:: Your instructions ::
Reproduce each of the records below with every occurrence of "bounding box" replaced by "enclosing rectangle" and all other text unchanged. Omit the pictures from the output.

--------------------

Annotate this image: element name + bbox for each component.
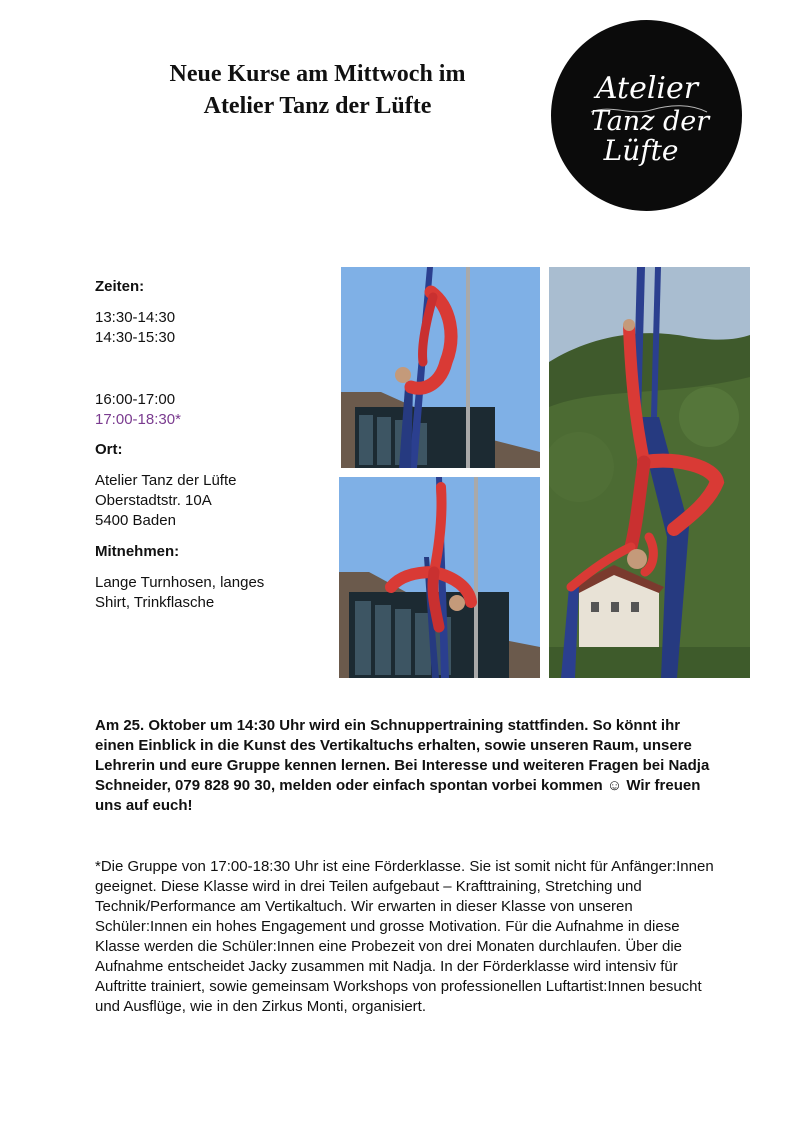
- atelier-logo-icon: [551, 20, 742, 211]
- location-line-1: Atelier Tanz der Lüfte: [95, 472, 237, 489]
- bring-label: Mitnehmen:: [95, 543, 180, 560]
- aerial-photo-1: [341, 267, 540, 468]
- trial-training-notice: Am 25. Oktober um 14:30 Uhr wird ein Schnuppertraining stattfinden. So könnt ihr einen Einblick in die Kunst des Vertikaltuchs erhalten, sowie unseren Raum, unsere Lehrerin und eure Gruppe kennen lernen. Bei Interesse und weiteren Fragen bei Nadja Schneider, 079 828 90 30, melden oder einfach spontan vorbei kommen ☺ Wir freuen uns auf euch!: [95, 717, 710, 814]
- time-slot-2: 14:30-15:30: [95, 329, 176, 346]
- aerial-photo-2: [339, 477, 540, 678]
- time-slot-4: 17:00-18:30*: [95, 411, 181, 428]
- advanced-class-footnote: *Die Gruppe von 17:00-18:30 Uhr ist eine Förderklasse. Sie ist somit nicht für Anfänger:Innen geeignet. Diese Klasse wird in drei Teilen aufgebaut – Krafttraining, Stretching und Technik/Performance am Vertikaltuch. Wir erwarten in dieser Klasse von unseren Schüler:Innen ein hohes Engagement und grosse Motivation. Für die Aufnahme in diese Klasse werden die Schüler:Innen eine Probezeit von drei Monaten durchlaufen. Über die Aufnahme entscheidet Jacky zusammen mit Nadja. In der Förderklasse wird intensiv für Auftritte trainiert, sowie gemeinsam Workshops von professionellen Luftartist:Innen besucht und Ausflüge, wie in den Zirkus Monti, organisiert.: [95, 858, 714, 1015]
- time-slot-3: 16:00-17:00: [95, 391, 176, 408]
- atelier-logo: [551, 20, 742, 211]
- bring-line-2: Shirt, Trinkflasche: [95, 594, 215, 611]
- title-line-1: Neue Kurse am Mittwoch im: [169, 61, 466, 87]
- times-label: Zeiten:: [95, 278, 145, 295]
- page-title: [100, 58, 535, 122]
- location-line-3: 5400 Baden: [95, 512, 176, 529]
- title-line-2: Atelier Tanz der Lüfte: [203, 93, 432, 119]
- aerial-photo-3: [549, 267, 750, 678]
- bring-line-1: Lange Turnhosen, langes: [95, 574, 265, 591]
- logo-text-3: Lüfte: [603, 134, 679, 167]
- time-slot-1: 13:30-14:30: [95, 309, 176, 326]
- logo-text-1: Atelier: [595, 71, 699, 106]
- location-label: Ort:: [95, 441, 123, 458]
- logo-text-2: Tanz der: [590, 106, 710, 137]
- location-line-2: Oberstadtstr. 10A: [95, 492, 212, 509]
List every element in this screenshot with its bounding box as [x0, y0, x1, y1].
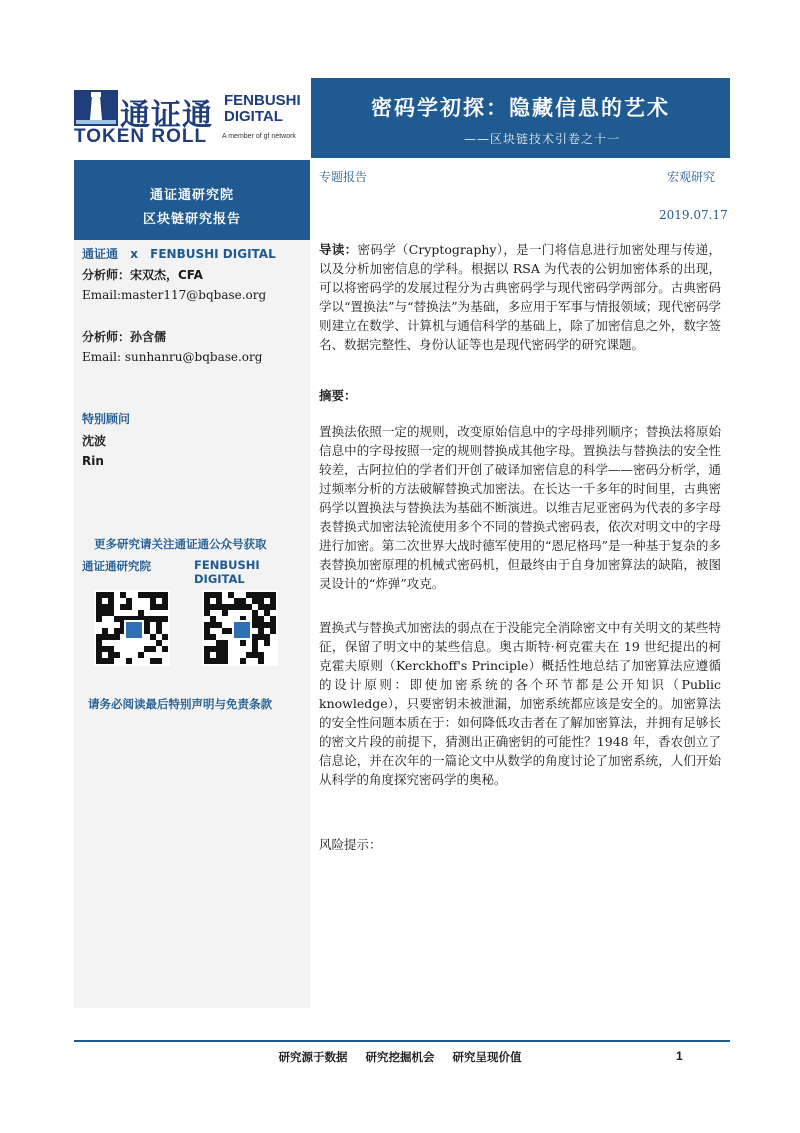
disclaimer-note[interactable]: 请务必阅读最后特别声明与免责条款	[88, 697, 272, 711]
footer-divider	[74, 1040, 730, 1042]
company-logo	[74, 90, 310, 150]
logo-text-cn: 通证通	[120, 98, 213, 133]
analyst-2-email[interactable]: Email: sunhanru@bqbase.org	[82, 350, 263, 364]
org-right: FENBUSHI DIGITAL	[150, 247, 276, 261]
page-number: 1	[676, 1049, 683, 1063]
advisor-2: Rin	[82, 454, 104, 468]
summary-label: 摘要：	[319, 388, 357, 403]
analyst-1-email[interactable]: Email:master117@bqbase.org	[82, 288, 267, 302]
qr-code-right	[202, 590, 278, 666]
logo-member-text: A member of gf network	[222, 133, 296, 140]
logo-digital: DIGITAL	[224, 108, 283, 125]
intro-text: 密码学（Cryptography），是一门将信息进行加密处理与传递，以及分析加密信息的学科。根据以 RSA 为代表的公钥加密体系的出现，可以将密码学的发展过程分为古典密码学与现代密码学两部分。古典密码学以“置换法”与“替换法”为基础，多应用于军事与情报领域；现代密码学则建立在数学、计算机与通信科学的基础上，除了加密信息之外，数字签名、数据完整性、身份认证等也是现代密码学的研究课题。	[319, 242, 721, 352]
title-banner	[311, 78, 730, 158]
qr-code-left	[94, 590, 170, 666]
risk-label: 风险提示：	[319, 837, 382, 852]
analyst-1: 分析师：宋双杰，CFA	[82, 268, 203, 282]
sidebar-org-line	[82, 245, 276, 262]
advisor-1: 沈波	[82, 434, 107, 448]
summary-paragraph-1: 置换法依照一定的规则，改变原始信息中的字母排列顺序；替换法将原始信息中的字母按照一定的规则替换成其他字母。置换法与替换法的安全性较差，古阿拉伯的学者们开创了破译加密信息的科学——密码分析学，通过频率分析的方法破解替换式加密法。在长达一千多年的时间里，古典密码学以置换法与替换法为基础不断演进。以维吉尼亚密码为代表的多字母表替换式加密法轮流使用多个不同的替换式密码表，依次对明文中的字母进行加密。第二次世界大战时德军使用的“恩尼格玛”是一种基于复杂的多表替换加密原理的机械式密码机，但最终由于自身加密算法的缺陷，被图灵设计的“炸弹”攻克。	[319, 424, 721, 591]
sidebar-report-kind: 区块链研究报告	[142, 212, 241, 227]
analyst-2: 分析师：孙含儒	[82, 330, 167, 344]
report-category: 宏观研究	[667, 170, 716, 184]
footer-slogan: 研究源于数据 研究挖掘机会 研究呈现价值	[278, 1050, 522, 1064]
follow-text: 更多研究请关注通证通公众号获取	[94, 537, 267, 551]
org-left: 通证通	[82, 247, 119, 261]
logo-fenbushi: FENBUSHI	[224, 92, 301, 109]
report-title: 密码学初探：隐藏信息的艺术	[371, 96, 670, 120]
sidebar	[74, 240, 310, 1008]
intro-paragraph	[319, 240, 721, 354]
sidebar-org-name: 通证通研究院	[149, 188, 234, 203]
logo-token-roll: TOKEN ROLL	[74, 126, 208, 147]
qr-logo-icon	[124, 620, 144, 640]
intro-label: 导读：	[319, 242, 358, 257]
advisor-label: 特别顾问	[82, 412, 131, 426]
report-type: 专题报告	[319, 170, 368, 184]
qr-logo-icon	[232, 620, 252, 640]
report-date: 2019.07.17	[659, 208, 728, 222]
org-x: x	[130, 247, 138, 261]
lighthouse-icon	[74, 90, 118, 126]
qr-label-1: 通证通研究院	[82, 559, 151, 573]
sidebar-header	[74, 160, 310, 240]
report-subtitle: ——区块链技术引卷之十一	[463, 132, 620, 146]
qr-label-2: FENBUSHI DIGITAL	[194, 558, 260, 586]
summary-paragraph-2: 置换式与替换式加密法的弱点在于没能完全消除密文中有关明文的某些特征，保留了明文中的某些信息。奥古斯特·柯克霍夫在 19 世纪提出的柯克霍夫原则（Kerckhoff's Principle）概括性地总结了加密算法应遵循的设计原则：即使加密系统的各个环节都是公开知识（Public knowledge），只要密钥未被泄漏，加密系统都应该是安全的。加密算法的安全性问题本质在于：如何降低攻击者在了解加密算法，并拥有足够长的密文片段的前提下，猜测出正确密钥的可能性？1948 年，香农创立了信息论，并在次年的一篇论文中从数学的角度讨论了加密系统，人们开始从科学的角度探究密码学的奥秘。	[319, 620, 721, 787]
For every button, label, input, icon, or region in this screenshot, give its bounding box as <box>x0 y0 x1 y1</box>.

--------------------

:: Solved exercise ::
Annotate this image: element name + bbox for each component.
- atelier-logo-icon: [551, 20, 742, 211]
- location-line-1: Atelier Tanz der Lüfte: [95, 472, 237, 489]
- bring-label: Mitnehmen:: [95, 543, 180, 560]
- aerial-photo-1: [341, 267, 540, 468]
- trial-training-notice: Am 25. Oktober um 14:30 Uhr wird ein Schnuppertraining stattfinden. So könnt ihr einen Einblick in die Kunst des Vertikaltuchs erhalten, sowie unseren Raum, unsere Lehrerin und eure Gruppe kennen lernen. Bei Interesse und weiteren Fragen bei Nadja Schneider, 079 828 90 30, melden oder einfach spontan vorbei kommen ☺ Wir freuen uns auf euch!: [95, 717, 710, 814]
- time-slot-2: 14:30-15:30: [95, 329, 176, 346]
- aerial-photo-2: [339, 477, 540, 678]
- time-slot-4: 17:00-18:30*: [95, 411, 181, 428]
- advanced-class-footnote: *Die Gruppe von 17:00-18:30 Uhr ist eine Förderklasse. Sie ist somit nicht für Anfänger:Innen geeignet. Diese Klasse wird in drei Teilen aufgebaut – Krafttraining, Stretching und Technik/Performance am Vertikaltuch. Wir erwarten in dieser Klasse von unseren Schüler:Innen ein hohes Engagement und grosse Motivation. Für die Aufnahme in diese Klasse werden die Schüler:Innen eine Probezeit von drei Monaten durchlaufen. Über die Aufnahme entscheidet Jacky zusammen mit Nadja. In der Förderklasse wird intensiv für Auftritte trainiert, sowie gemeinsam Workshops von professionellen Luftartist:Innen besucht und Ausflüge, wie in den Zirkus Monti, organisiert.: [95, 858, 714, 1015]
- time-slot-3: 16:00-17:00: [95, 391, 176, 408]
- atelier-logo: [551, 20, 742, 211]
- bring-line-2: Shirt, Trinkflasche: [95, 594, 215, 611]
- title-line-1: Neue Kurse am Mittwoch im: [169, 61, 466, 87]
- times-label: Zeiten:: [95, 278, 145, 295]
- page-title: [100, 58, 535, 122]
- location-line-3: 5400 Baden: [95, 512, 176, 529]
- title-line-2: Atelier Tanz der Lüfte: [203, 93, 432, 119]
- aerial-photo-3: [549, 267, 750, 678]
- bring-line-1: Lange Turnhosen, langes: [95, 574, 265, 591]
- logo-text-3: Lüfte: [603, 134, 679, 167]
- time-slot-1: 13:30-14:30: [95, 309, 176, 326]
- logo-text-1: Atelier: [595, 71, 699, 106]
- location-label: Ort:: [95, 441, 123, 458]
- logo-text-2: Tanz der: [590, 106, 710, 137]
- location-line-2: Oberstadtstr. 10A: [95, 492, 212, 509]
List every element in this screenshot with its enclosing rectangle as [x0, y0, x1, y1].
disclaimer-note[interactable]: 请务必阅读最后特别声明与免责条款	[88, 697, 272, 711]
footer-divider	[74, 1040, 730, 1042]
company-logo	[74, 90, 310, 150]
logo-text-cn: 通证通	[120, 98, 213, 133]
analyst-2-email[interactable]: Email: sunhanru@bqbase.org	[82, 350, 263, 364]
org-right: FENBUSHI DIGITAL	[150, 247, 276, 261]
page-number: 1	[676, 1049, 683, 1063]
advisor-2: Rin	[82, 454, 104, 468]
summary-label: 摘要：	[319, 388, 357, 403]
analyst-1-email[interactable]: Email:master117@bqbase.org	[82, 288, 267, 302]
qr-code-right	[202, 590, 278, 666]
logo-member-text: A member of gf network	[222, 133, 296, 140]
logo-digital: DIGITAL	[224, 108, 283, 125]
intro-text: 密码学（Cryptography），是一门将信息进行加密处理与传递，以及分析加密信息的学科。根据以 RSA 为代表的公钥加密体系的出现，可以将密码学的发展过程分为古典密码学与现代密码学两部分。古典密码学以“置换法”与“替换法”为基础，多应用于军事与情报领域；现代密码学则建立在数学、计算机与通信科学的基础上，除了加密信息之外，数字签名、数据完整性、身份认证等也是现代密码学的研究课题。	[319, 242, 721, 352]
title-banner	[311, 78, 730, 158]
qr-code-left	[94, 590, 170, 666]
risk-label: 风险提示：	[319, 837, 382, 852]
analyst-1: 分析师：宋双杰，CFA	[82, 268, 203, 282]
sidebar-org-line	[82, 245, 276, 262]
advisor-1: 沈波	[82, 434, 107, 448]
summary-paragraph-1: 置换法依照一定的规则，改变原始信息中的字母排列顺序；替换法将原始信息中的字母按照一定的规则替换成其他字母。置换法与替换法的安全性较差，古阿拉伯的学者们开创了破译加密信息的科学——密码分析学，通过频率分析的方法破解替换式加密法。在长达一千多年的时间里，古典密码学以置换法与替换法为基础不断演进。以维吉尼亚密码为代表的多字母表替换式加密法轮流使用多个不同的替换式密码表，依次对明文中的字母进行加密。第二次世界大战时德军使用的“恩尼格玛”是一种基于复杂的多表替换加密原理的机械式密码机，但最终由于自身加密算法的缺陷，被图灵设计的“炸弹”攻克。	[319, 424, 721, 591]
sidebar-report-kind: 区块链研究报告	[142, 212, 241, 227]
analyst-2: 分析师：孙含儒	[82, 330, 167, 344]
report-category: 宏观研究	[667, 170, 716, 184]
footer-slogan: 研究源于数据 研究挖掘机会 研究呈现价值	[278, 1050, 522, 1064]
follow-text: 更多研究请关注通证通公众号获取	[94, 537, 267, 551]
org-left: 通证通	[82, 247, 119, 261]
logo-fenbushi: FENBUSHI	[224, 92, 301, 109]
report-title: 密码学初探：隐藏信息的艺术	[371, 96, 670, 120]
sidebar	[74, 240, 310, 1008]
intro-paragraph	[319, 240, 721, 354]
sidebar-org-name: 通证通研究院	[149, 188, 234, 203]
logo-token-roll: TOKEN ROLL	[74, 126, 208, 147]
qr-logo-icon	[124, 620, 144, 640]
intro-label: 导读：	[319, 242, 358, 257]
advisor-label: 特别顾问	[82, 412, 131, 426]
report-type: 专题报告	[319, 170, 368, 184]
qr-logo-icon	[232, 620, 252, 640]
report-date: 2019.07.17	[659, 208, 728, 222]
org-x: x	[130, 247, 138, 261]
lighthouse-icon	[74, 90, 118, 126]
qr-label-1: 通证通研究院	[82, 559, 151, 573]
sidebar-header	[74, 160, 310, 240]
report-subtitle: ——区块链技术引卷之十一	[463, 132, 620, 146]
qr-label-2: FENBUSHI DIGITAL	[194, 558, 260, 586]
summary-paragraph-2: 置换式与替换式加密法的弱点在于没能完全消除密文中有关明文的某些特征，保留了明文中的某些信息。奥古斯特·柯克霍夫在 19 世纪提出的柯克霍夫原则（Kerckhoff's Principle）概括性地总结了加密算法应遵循的设计原则：即使加密系统的各个环节都是公开知识（Public knowledge），只要密钥未被泄漏，加密系统都应该是安全的。加密算法的安全性问题本质在于：如何降低攻击者在了解加密算法，并拥有足够长的密文片段的前提下，猜测出正确密钥的可能性？1948 年，香农创立了信息论，并在次年的一篇论文中从数学的角度讨论了加密系统，人们开始从科学的角度探究密码学的奥秘。	[319, 620, 721, 787]
For every button, label, input, icon, or region in this screenshot, give its enclosing rectangle as <box>x0 y0 x1 y1</box>.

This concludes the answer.